Task inputs —
• • •

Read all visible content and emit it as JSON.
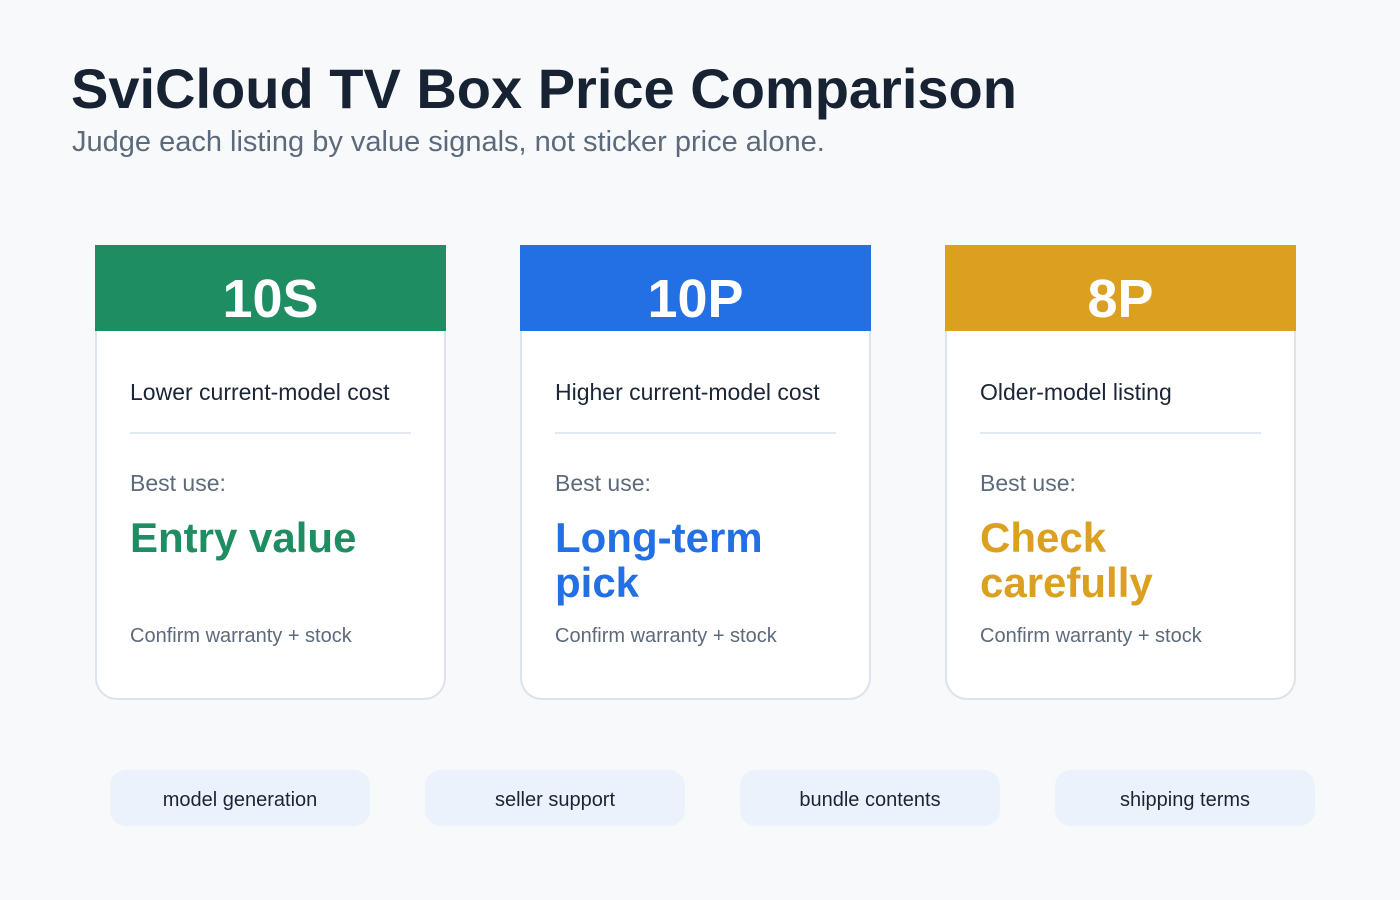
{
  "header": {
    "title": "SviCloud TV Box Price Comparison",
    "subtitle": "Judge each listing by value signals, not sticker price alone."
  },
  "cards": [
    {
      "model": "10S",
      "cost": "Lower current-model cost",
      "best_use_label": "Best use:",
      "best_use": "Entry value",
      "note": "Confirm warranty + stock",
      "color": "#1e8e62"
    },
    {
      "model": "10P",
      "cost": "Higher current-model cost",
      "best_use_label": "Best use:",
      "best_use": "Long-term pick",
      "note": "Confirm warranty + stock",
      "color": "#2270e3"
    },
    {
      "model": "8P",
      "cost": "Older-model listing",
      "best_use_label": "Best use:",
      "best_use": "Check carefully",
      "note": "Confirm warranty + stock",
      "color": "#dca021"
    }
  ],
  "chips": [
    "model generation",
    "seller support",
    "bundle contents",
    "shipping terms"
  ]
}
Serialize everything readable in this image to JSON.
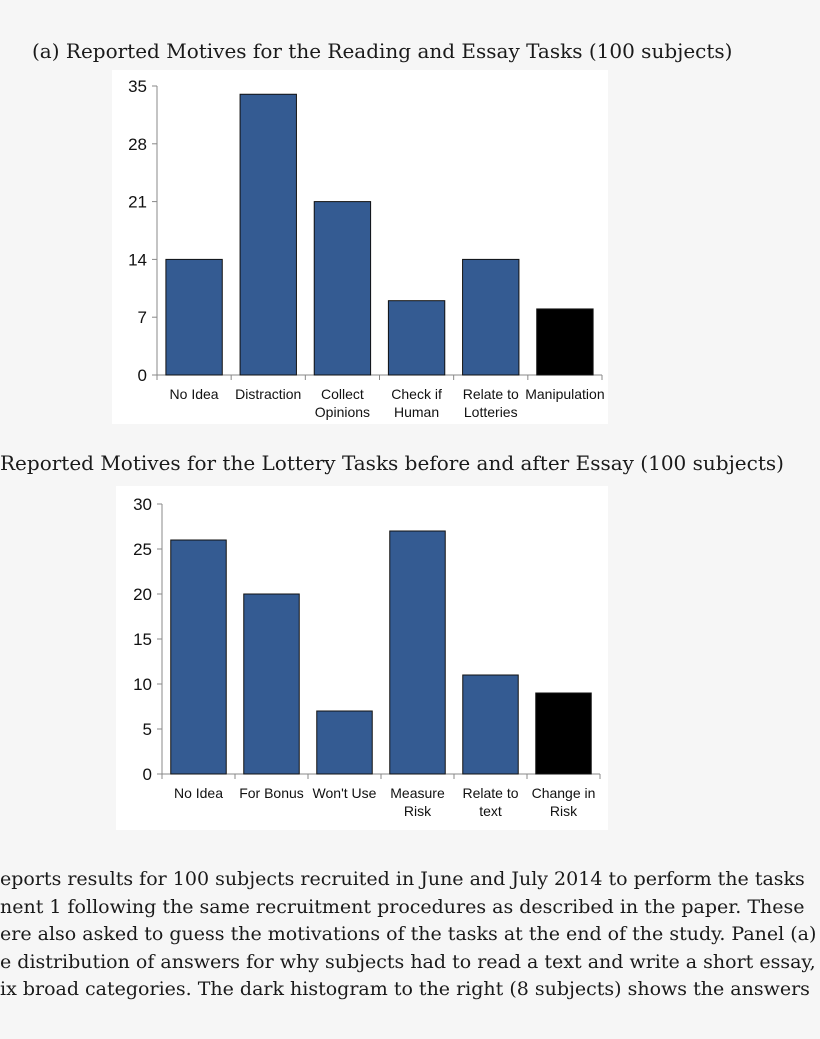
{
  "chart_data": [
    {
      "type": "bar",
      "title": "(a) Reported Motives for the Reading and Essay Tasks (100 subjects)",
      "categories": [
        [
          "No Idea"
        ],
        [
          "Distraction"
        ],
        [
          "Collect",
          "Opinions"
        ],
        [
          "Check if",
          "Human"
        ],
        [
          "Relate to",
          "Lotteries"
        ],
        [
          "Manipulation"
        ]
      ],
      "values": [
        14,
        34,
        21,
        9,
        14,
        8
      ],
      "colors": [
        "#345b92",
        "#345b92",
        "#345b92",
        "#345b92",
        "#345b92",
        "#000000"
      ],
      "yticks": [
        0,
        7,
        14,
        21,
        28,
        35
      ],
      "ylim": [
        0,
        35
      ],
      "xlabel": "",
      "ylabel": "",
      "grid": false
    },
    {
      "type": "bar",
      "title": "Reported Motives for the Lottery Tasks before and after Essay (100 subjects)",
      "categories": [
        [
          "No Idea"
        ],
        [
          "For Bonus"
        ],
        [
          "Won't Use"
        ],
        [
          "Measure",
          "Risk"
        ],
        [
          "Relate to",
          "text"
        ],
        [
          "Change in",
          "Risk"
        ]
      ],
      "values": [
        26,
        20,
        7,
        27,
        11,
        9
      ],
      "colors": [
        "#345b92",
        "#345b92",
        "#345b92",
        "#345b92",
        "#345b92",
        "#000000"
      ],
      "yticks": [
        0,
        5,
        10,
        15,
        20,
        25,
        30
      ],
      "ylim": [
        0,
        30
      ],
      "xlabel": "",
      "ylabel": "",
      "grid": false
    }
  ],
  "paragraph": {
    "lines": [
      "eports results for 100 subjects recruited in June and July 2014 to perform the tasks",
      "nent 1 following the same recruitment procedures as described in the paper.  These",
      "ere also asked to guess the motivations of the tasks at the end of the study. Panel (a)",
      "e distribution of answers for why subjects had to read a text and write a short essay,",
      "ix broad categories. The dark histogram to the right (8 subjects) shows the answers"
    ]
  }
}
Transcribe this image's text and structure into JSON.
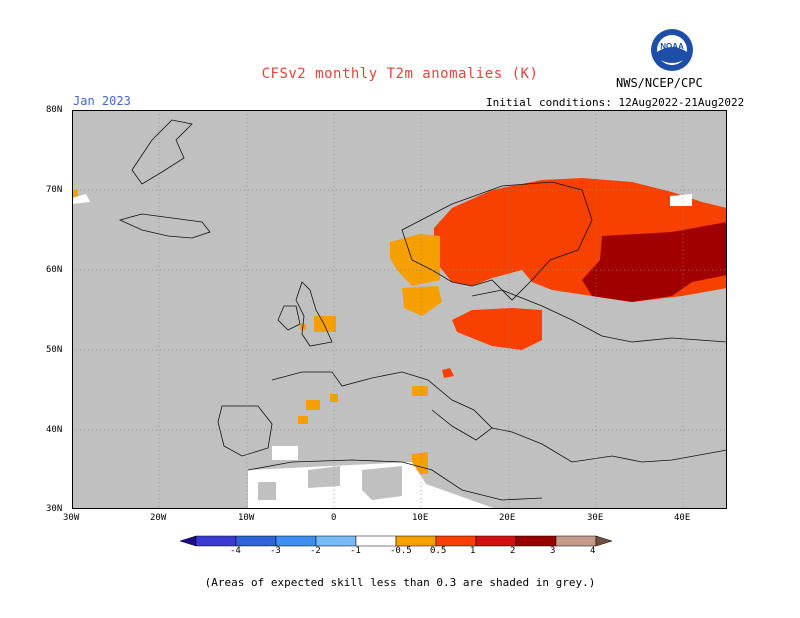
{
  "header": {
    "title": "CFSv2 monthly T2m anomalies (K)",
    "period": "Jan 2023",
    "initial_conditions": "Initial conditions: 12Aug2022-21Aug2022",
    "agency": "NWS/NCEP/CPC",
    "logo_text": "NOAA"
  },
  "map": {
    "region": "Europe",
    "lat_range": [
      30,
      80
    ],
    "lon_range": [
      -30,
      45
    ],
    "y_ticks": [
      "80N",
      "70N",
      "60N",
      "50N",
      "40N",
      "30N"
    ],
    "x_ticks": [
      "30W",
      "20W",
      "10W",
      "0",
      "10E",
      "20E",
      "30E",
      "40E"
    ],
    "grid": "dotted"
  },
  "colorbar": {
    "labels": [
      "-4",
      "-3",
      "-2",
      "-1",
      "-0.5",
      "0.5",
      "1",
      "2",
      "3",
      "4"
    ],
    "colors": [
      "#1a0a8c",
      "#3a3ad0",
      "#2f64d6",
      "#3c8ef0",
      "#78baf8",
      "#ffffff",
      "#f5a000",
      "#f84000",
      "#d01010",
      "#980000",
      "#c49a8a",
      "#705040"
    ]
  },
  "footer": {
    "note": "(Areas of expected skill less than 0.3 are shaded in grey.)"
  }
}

• • •

Exercise goal —
Up to and including the last line of the listing, starting at the line with "Transcribe this image's", extract every line exactly and leave out the pictures.

Task response —
Transcribe this image's text and structure into JSON.
{
  "header": {
    "title": "CFSv2 monthly T2m anomalies (K)",
    "period": "Jan 2023",
    "initial_conditions": "Initial conditions: 12Aug2022-21Aug2022",
    "agency": "NWS/NCEP/CPC",
    "logo_text": "NOAA"
  },
  "map": {
    "region": "Europe",
    "lat_range": [
      30,
      80
    ],
    "lon_range": [
      -30,
      45
    ],
    "y_ticks": [
      "80N",
      "70N",
      "60N",
      "50N",
      "40N",
      "30N"
    ],
    "x_ticks": [
      "30W",
      "20W",
      "10W",
      "0",
      "10E",
      "20E",
      "30E",
      "40E"
    ],
    "grid": "dotted"
  },
  "colorbar": {
    "labels": [
      "-4",
      "-3",
      "-2",
      "-1",
      "-0.5",
      "0.5",
      "1",
      "2",
      "3",
      "4"
    ],
    "colors": [
      "#1a0a8c",
      "#3a3ad0",
      "#2f64d6",
      "#3c8ef0",
      "#78baf8",
      "#ffffff",
      "#f5a000",
      "#f84000",
      "#d01010",
      "#980000",
      "#c49a8a",
      "#705040"
    ]
  },
  "footer": {
    "note": "(Areas of expected skill less than 0.3 are shaded in grey.)"
  }
}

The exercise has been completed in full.